▶ Your task
Single out each line with the word "JSON" and copy it.

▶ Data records
+++

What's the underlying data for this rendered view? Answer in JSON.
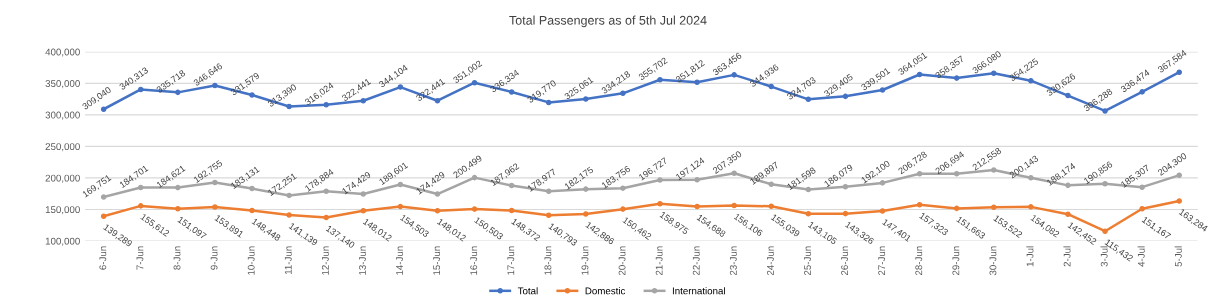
{
  "chart_data": {
    "type": "line",
    "title": "Total Passengers as of 5th Jul 2024",
    "categories": [
      "6-Jun",
      "7-Jun",
      "8-Jun",
      "9-Jun",
      "10-Jun",
      "11-Jun",
      "12-Jun",
      "13-Jun",
      "14-Jun",
      "15-Jun",
      "16-Jun",
      "17-Jun",
      "18-Jun",
      "19-Jun",
      "20-Jun",
      "21-Jun",
      "22-Jun",
      "23-Jun",
      "24-Jun",
      "25-Jun",
      "26-Jun",
      "27-Jun",
      "28-Jun",
      "29-Jun",
      "30-Jun",
      "1-Jul",
      "2-Jul",
      "3-Jul",
      "4-Jul",
      "5-Jul"
    ],
    "series": [
      {
        "name": "Total",
        "color": "#4472c4",
        "values": [
          309040,
          340313,
          335718,
          346646,
          331579,
          313390,
          316024,
          322441,
          344104,
          322441,
          351002,
          336334,
          319770,
          325061,
          334218,
          355702,
          351812,
          363456,
          344936,
          324703,
          329405,
          339501,
          364051,
          358357,
          366080,
          354225,
          330626,
          306288,
          336474,
          367584
        ],
        "value_labels": [
          "309,040",
          "340,313",
          "335,718",
          "346,646",
          "331,579",
          "313,390",
          "316,024",
          "322,441",
          "344,104",
          "322,441",
          "351,002",
          "336,334",
          "319,770",
          "325,061",
          "334,218",
          "355,702",
          "351,812",
          "363,456",
          "344,936",
          "324,703",
          "329,405",
          "339,501",
          "364,051",
          "358,357",
          "366,080",
          "354,225",
          "330,626",
          "306,288",
          "336,474",
          "367,584"
        ]
      },
      {
        "name": "Domestic",
        "color": "#ed7d31",
        "values": [
          139289,
          155612,
          151097,
          153891,
          148448,
          141139,
          137140,
          148012,
          154503,
          148012,
          150503,
          148372,
          140793,
          142886,
          150462,
          158975,
          154688,
          156106,
          155039,
          143105,
          143326,
          147401,
          157323,
          151663,
          153522,
          154082,
          142452,
          115432,
          151167,
          163284
        ],
        "value_labels": [
          "139,289",
          "155,612",
          "151,097",
          "153,891",
          "148,448",
          "141,139",
          "137,140",
          "148,012",
          "154,503",
          "148,012",
          "150,503",
          "148,372",
          "140,793",
          "142,886",
          "150,462",
          "158,975",
          "154,688",
          "156,106",
          "155,039",
          "143,105",
          "143,326",
          "147,401",
          "157,323",
          "151,663",
          "153,522",
          "154,082",
          "142,452",
          "115,432",
          "151,167",
          "163,284"
        ]
      },
      {
        "name": "International",
        "color": "#a5a5a5",
        "values": [
          169751,
          184701,
          184621,
          192755,
          183131,
          172251,
          178884,
          174429,
          189601,
          174429,
          200499,
          187962,
          178977,
          182175,
          183756,
          196727,
          197124,
          207350,
          189897,
          181598,
          186079,
          192100,
          206728,
          206694,
          212558,
          200143,
          188174,
          190856,
          185307,
          204300
        ],
        "value_labels": [
          "169,751",
          "184,701",
          "184,621",
          "192,755",
          "183,131",
          "172,251",
          "178,884",
          "174,429",
          "189,601",
          "174,429",
          "200,499",
          "187,962",
          "178,977",
          "182,175",
          "183,756",
          "196,727",
          "197,124",
          "207,350",
          "189,897",
          "181,598",
          "186,079",
          "192,100",
          "206,728",
          "206,694",
          "212,558",
          "200,143",
          "188,174",
          "190,856",
          "185,307",
          "204,300"
        ]
      }
    ],
    "ylim": [
      100000,
      400000
    ],
    "yticks": [
      {
        "value": 100000,
        "label": "100,000"
      },
      {
        "value": 150000,
        "label": "150,000"
      },
      {
        "value": 200000,
        "label": "200,000"
      },
      {
        "value": 250000,
        "label": "250,000"
      },
      {
        "value": 300000,
        "label": "300,000"
      },
      {
        "value": 350000,
        "label": "350,000"
      },
      {
        "value": 400000,
        "label": "400,000"
      }
    ],
    "grid": "y",
    "legend": "bottom",
    "marker": "circle",
    "line_style": "solid"
  }
}
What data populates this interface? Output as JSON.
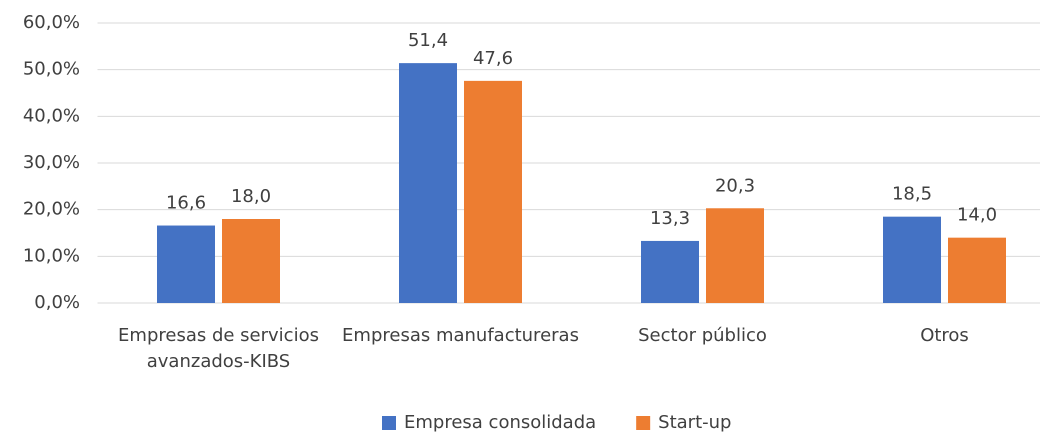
{
  "chart_data": {
    "type": "bar",
    "categories": [
      "Empresas de servicios avanzados-KIBS",
      "Empresas manufactureras",
      "Sector público",
      "Otros"
    ],
    "series": [
      {
        "name": "Empresa consolidada",
        "color": "#4472c4",
        "values": [
          16.6,
          51.4,
          13.3,
          18.5
        ],
        "value_labels": [
          "16,6",
          "51,4",
          "13,3",
          "18,5"
        ]
      },
      {
        "name": "Start-up",
        "color": "#ed7d31",
        "values": [
          18.0,
          47.6,
          20.3,
          14.0
        ],
        "value_labels": [
          "18,0",
          "47,6",
          "20,3",
          "14,0"
        ]
      }
    ],
    "ylim": [
      0,
      60
    ],
    "yticks": [
      {
        "value": 0,
        "label": "0,0%"
      },
      {
        "value": 10,
        "label": "10,0%"
      },
      {
        "value": 20,
        "label": "20,0%"
      },
      {
        "value": 30,
        "label": "30,0%"
      },
      {
        "value": 40,
        "label": "40,0%"
      },
      {
        "value": 50,
        "label": "50,0%"
      },
      {
        "value": 60,
        "label": "60,0%"
      }
    ],
    "grid": true,
    "legend": "bottom"
  }
}
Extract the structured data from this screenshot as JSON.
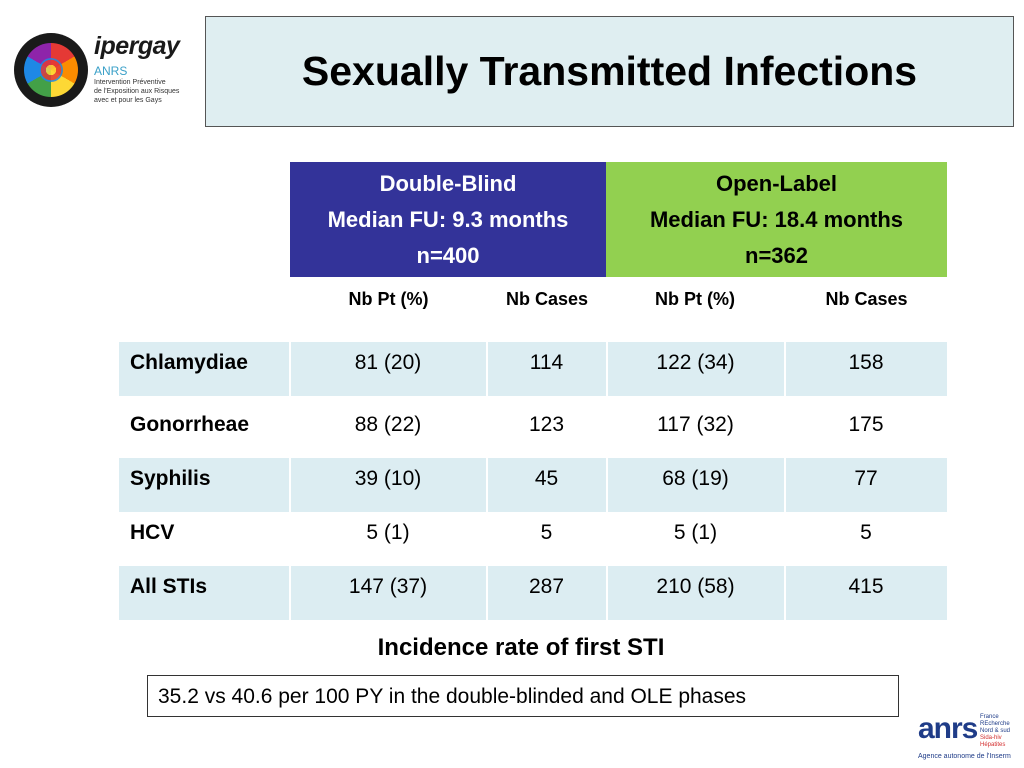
{
  "logo": {
    "name": "ipergay",
    "org": "ANRS",
    "tagline_lines": [
      "Intervention Préventive",
      "de l'Exposition aux Risques",
      "avec et pour les Gays"
    ]
  },
  "title": "Sexually Transmitted Infections",
  "groups": {
    "double_blind": {
      "label": "Double-Blind",
      "followup": "Median FU: 9.3 months",
      "n": "n=400",
      "color": "#333399"
    },
    "open_label": {
      "label": "Open-Label",
      "followup": "Median FU: 18.4 months",
      "n": "n=362",
      "color": "#92d050"
    }
  },
  "columns": [
    "Nb Pt (%)",
    "Nb Cases",
    "Nb Pt (%)",
    "Nb Cases"
  ],
  "rows": [
    {
      "name": "Chlamydiae",
      "values": [
        "81 (20)",
        "114",
        "122 (34)",
        "158"
      ]
    },
    {
      "name": "Gonorrheae",
      "values": [
        "88 (22)",
        "123",
        "117 (32)",
        "175"
      ]
    },
    {
      "name": "Syphilis",
      "values": [
        "39 (10)",
        "45",
        "68 (19)",
        "77"
      ]
    },
    {
      "name": "HCV",
      "values": [
        "5 (1)",
        "5",
        "5 (1)",
        "5"
      ]
    },
    {
      "name": "All STIs",
      "values": [
        "147 (37)",
        "287",
        "210 (58)",
        "415"
      ]
    }
  ],
  "incidence_title": "Incidence rate of first STI",
  "incidence_note": "35.2 vs 40.6 per 100 PY in the double-blinded and OLE phases",
  "footer_logo": {
    "word": "anrs",
    "lines": [
      "France",
      "REcherche",
      "Nord & sud",
      "Sida-hiv",
      "Hépatites"
    ],
    "sub": "Agence autonome de l'Inserm"
  },
  "colors": {
    "title_bg": "#dfeef1",
    "row_shade": "#dcedf2"
  }
}
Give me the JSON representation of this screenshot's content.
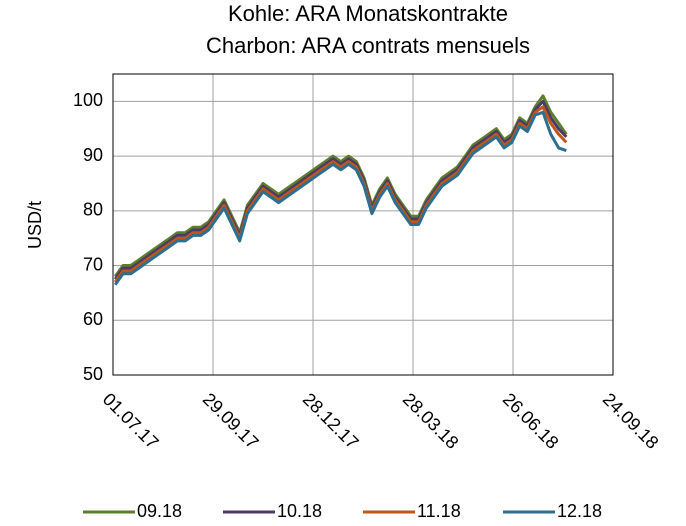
{
  "chart_data": {
    "type": "line",
    "title": "Kohle: ARA Monatskontrakte",
    "subtitle": "Charbon: ARA contrats mensuels",
    "y_label": "USD/t",
    "x": [
      "2017-07-03",
      "2017-07-10",
      "2017-07-17",
      "2017-07-24",
      "2017-07-31",
      "2017-08-07",
      "2017-08-14",
      "2017-08-21",
      "2017-08-28",
      "2017-09-04",
      "2017-09-11",
      "2017-09-18",
      "2017-09-25",
      "2017-10-02",
      "2017-10-09",
      "2017-10-16",
      "2017-10-23",
      "2017-10-30",
      "2017-11-06",
      "2017-11-13",
      "2017-11-20",
      "2017-11-27",
      "2017-12-04",
      "2017-12-11",
      "2017-12-18",
      "2017-12-25",
      "2018-01-01",
      "2018-01-08",
      "2018-01-15",
      "2018-01-22",
      "2018-01-29",
      "2018-02-05",
      "2018-02-12",
      "2018-02-19",
      "2018-02-26",
      "2018-03-05",
      "2018-03-12",
      "2018-03-19",
      "2018-03-26",
      "2018-04-02",
      "2018-04-09",
      "2018-04-16",
      "2018-04-23",
      "2018-04-30",
      "2018-05-07",
      "2018-05-14",
      "2018-05-21",
      "2018-05-28",
      "2018-06-04",
      "2018-06-11",
      "2018-06-18",
      "2018-06-25",
      "2018-07-02",
      "2018-07-09",
      "2018-07-16",
      "2018-07-23",
      "2018-07-30",
      "2018-08-06",
      "2018-08-13"
    ],
    "series": [
      {
        "name": "09.18",
        "color": "#5e7d2f",
        "values": [
          68,
          70,
          70,
          71,
          72,
          73,
          74,
          75,
          76,
          76,
          77,
          77,
          78,
          80,
          82,
          79,
          76,
          81,
          83,
          85,
          84,
          83,
          84,
          85,
          86,
          87,
          88,
          89,
          90,
          89,
          90,
          89,
          86,
          81,
          84,
          86,
          83,
          81,
          79,
          79,
          82,
          84,
          86,
          87,
          88,
          90,
          92,
          93,
          94,
          95,
          93,
          94,
          97,
          96,
          99,
          101,
          98,
          96,
          94
        ]
      },
      {
        "name": "10.18",
        "color": "#4b3a66",
        "values": [
          67.5,
          69.5,
          69.5,
          70.5,
          71.5,
          72.5,
          73.5,
          74.5,
          75.5,
          75.5,
          76.5,
          76.5,
          77.5,
          79.5,
          81.5,
          78.5,
          75.5,
          80.5,
          82.5,
          84.5,
          83.5,
          82.5,
          83.5,
          84.5,
          85.5,
          86.5,
          87.5,
          88.5,
          89.5,
          88.5,
          89.5,
          88.5,
          85.5,
          80.5,
          83.5,
          85.5,
          82.5,
          80.5,
          78.5,
          78.5,
          81.5,
          83.5,
          85.5,
          86.5,
          87.5,
          89.5,
          91.5,
          92.5,
          93.5,
          94.5,
          92.5,
          93.5,
          96.5,
          95.5,
          98.5,
          100,
          97,
          95,
          93.5
        ]
      },
      {
        "name": "11.18",
        "color": "#c0561a",
        "values": [
          67,
          69,
          69,
          70,
          71,
          72,
          73,
          74,
          75,
          75,
          76,
          76,
          77,
          79,
          81,
          78,
          75,
          80,
          82,
          84,
          83,
          82,
          83,
          84,
          85,
          86,
          87,
          88,
          89,
          88,
          89,
          88,
          85,
          80,
          83,
          85,
          82,
          80,
          78,
          78,
          81,
          83,
          85,
          86,
          87,
          89,
          91,
          92,
          93,
          94,
          92,
          93,
          96,
          95,
          98,
          99,
          96,
          94,
          92.5
        ]
      },
      {
        "name": "12.18",
        "color": "#2e6f8e",
        "values": [
          66.5,
          68.5,
          68.5,
          69.5,
          70.5,
          71.5,
          72.5,
          73.5,
          74.5,
          74.5,
          75.5,
          75.5,
          76.5,
          78.5,
          80.5,
          77.5,
          74.5,
          79.5,
          81.5,
          83.5,
          82.5,
          81.5,
          82.5,
          83.5,
          84.5,
          85.5,
          86.5,
          87.5,
          88.5,
          87.5,
          88.5,
          87.5,
          84.5,
          79.5,
          82.5,
          84.5,
          81.5,
          79.5,
          77.5,
          77.5,
          80.5,
          82.5,
          84.5,
          85.5,
          86.5,
          88.5,
          90.5,
          91.5,
          92.5,
          93.5,
          91.5,
          92.5,
          95.5,
          94.5,
          97.5,
          98,
          94,
          91.5,
          91
        ]
      }
    ],
    "xlim": [
      "2017-07-01",
      "2018-09-24"
    ],
    "xticks": [
      {
        "value": "2017-07-01",
        "label": "01.07.17"
      },
      {
        "value": "2017-09-29",
        "label": "29.09.17"
      },
      {
        "value": "2017-12-28",
        "label": "28.12.17"
      },
      {
        "value": "2018-03-28",
        "label": "28.03.18"
      },
      {
        "value": "2018-06-26",
        "label": "26.06.18"
      },
      {
        "value": "2018-09-24",
        "label": "24.09.18"
      }
    ],
    "ylim": [
      50,
      105
    ],
    "yticks": [
      50,
      60,
      70,
      80,
      90,
      100
    ],
    "grid": true,
    "legend": "bottom"
  }
}
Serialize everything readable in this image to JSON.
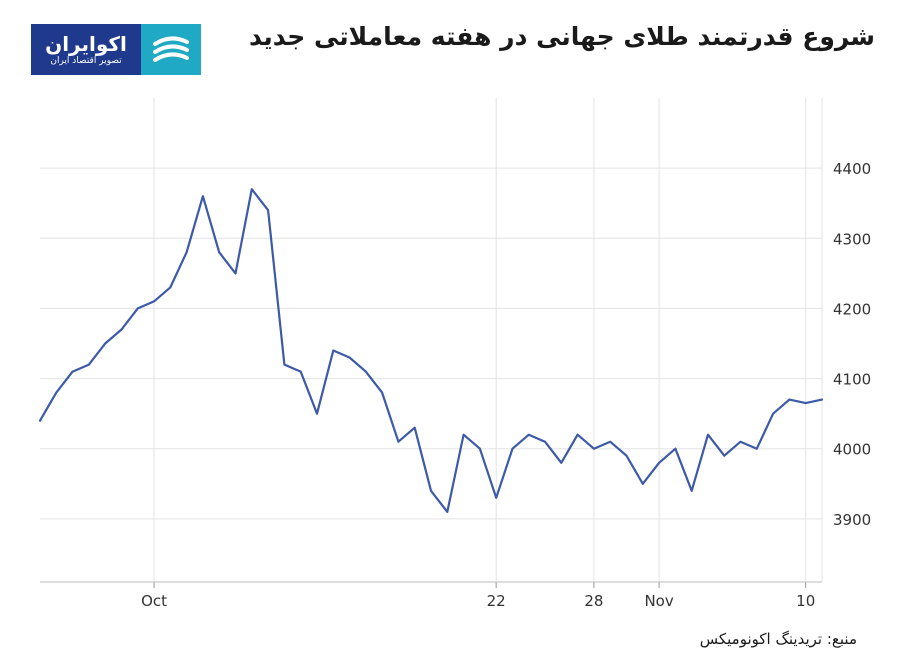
{
  "header": {
    "title": "شروع قدرتمند طلای جهانی در هفته معاملاتی جدید"
  },
  "logo": {
    "name": "اکوایران",
    "subtitle": "تصویر اقتصاد ایران",
    "icon": "swirl-logo-icon",
    "colors": {
      "text_bg": "#1f3a8c",
      "mark_bg": "#1fa9c4"
    }
  },
  "source": "منبع: تریدینگ اکونومیکس",
  "chart_data": {
    "type": "line",
    "title": "",
    "xlabel": "",
    "ylabel": "",
    "x_ticks": [
      {
        "label": "Oct",
        "date": "2025-10-01"
      },
      {
        "label": "22",
        "date": "2025-10-22"
      },
      {
        "label": "28",
        "date": "2025-10-28"
      },
      {
        "label": "Nov",
        "date": "2025-11-01"
      },
      {
        "label": "10",
        "date": "2025-11-10"
      }
    ],
    "y_ticks": [
      3900,
      4000,
      4100,
      4200,
      4300,
      4400
    ],
    "ylim": [
      3810,
      4500
    ],
    "xlim": [
      "2025-09-24",
      "2025-11-11"
    ],
    "grid": true,
    "y_axis_side": "right",
    "line_color": "#3d5aa8",
    "series": [
      {
        "name": "",
        "x": [
          "2025-09-24",
          "2025-09-25",
          "2025-09-26",
          "2025-09-27",
          "2025-09-28",
          "2025-09-29",
          "2025-09-30",
          "2025-10-01",
          "2025-10-02",
          "2025-10-03",
          "2025-10-04",
          "2025-10-05",
          "2025-10-06",
          "2025-10-07",
          "2025-10-08",
          "2025-10-09",
          "2025-10-10",
          "2025-10-11",
          "2025-10-12",
          "2025-10-13",
          "2025-10-14",
          "2025-10-15",
          "2025-10-16",
          "2025-10-17",
          "2025-10-18",
          "2025-10-19",
          "2025-10-20",
          "2025-10-21",
          "2025-10-22",
          "2025-10-23",
          "2025-10-24",
          "2025-10-25",
          "2025-10-26",
          "2025-10-27",
          "2025-10-28",
          "2025-10-29",
          "2025-10-30",
          "2025-10-31",
          "2025-11-01",
          "2025-11-02",
          "2025-11-03",
          "2025-11-04",
          "2025-11-05",
          "2025-11-06",
          "2025-11-07",
          "2025-11-08",
          "2025-11-09",
          "2025-11-10",
          "2025-11-11"
        ],
        "values": [
          4040,
          4080,
          4110,
          4120,
          4150,
          4170,
          4200,
          4210,
          4230,
          4280,
          4360,
          4280,
          4250,
          4370,
          4340,
          4120,
          4110,
          4050,
          4140,
          4130,
          4110,
          4080,
          4010,
          4030,
          3940,
          3910,
          4020,
          4000,
          3930,
          4000,
          4020,
          4010,
          3980,
          4020,
          4000,
          4010,
          3990,
          3950,
          3980,
          4000,
          3940,
          4020,
          3990,
          4010,
          4000,
          4050,
          4070,
          4065,
          4070
        ]
      }
    ]
  }
}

+++

▶ Answer to this exercise
What's the underlying data for this rendered view? Answer in JSON.
What data populates this interface? Output as JSON.
Extract the structured data from this screenshot as JSON.
Give me the JSON representation of this screenshot's content.
Serialize everything readable in this image to JSON.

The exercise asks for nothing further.